--- START OF Data supplied ---

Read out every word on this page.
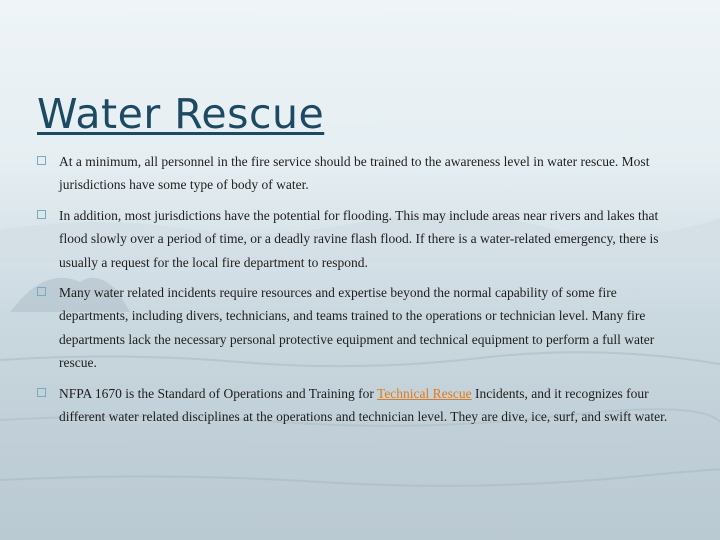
Water Rescue
At a minimum, all personnel in the fire service should be trained to the awareness level in water rescue. Most jurisdictions have some type of body of water.
In addition, most jurisdictions have the potential for flooding. This may include areas near rivers and lakes that flood slowly over a period of time, or a deadly ravine flash flood. If there is a water-related emergency, there is usually a request for the local fire department to respond.
Many water related incidents require resources and expertise beyond the normal capability of some fire departments, including divers, technicians, and teams trained to the operations or technician level. Many fire departments lack the necessary personal protective equipment and technical equipment to perform a full water rescue.
NFPA 1670 is the Standard of Operations and Training for Technical Rescue Incidents, and it recognizes four different water related disciplines at the operations and technician level. They are dive, ice, surf, and swift water.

--- END OF Data supplied ---

Pick out the lines above containing the word "have", then copy them.

### [Solution to the problem]
At a minimum, all personnel in the fire service should be trained to the awareness level in water rescue. Most jurisdictions have some type of body of water.
In addition, most jurisdictions have the potential for flooding. This may include areas near rivers and lakes that flood slowly over a period of time, or a deadly ravine flash flood. If there is a water-related emergency, there is usually a request for the local fire department to respond.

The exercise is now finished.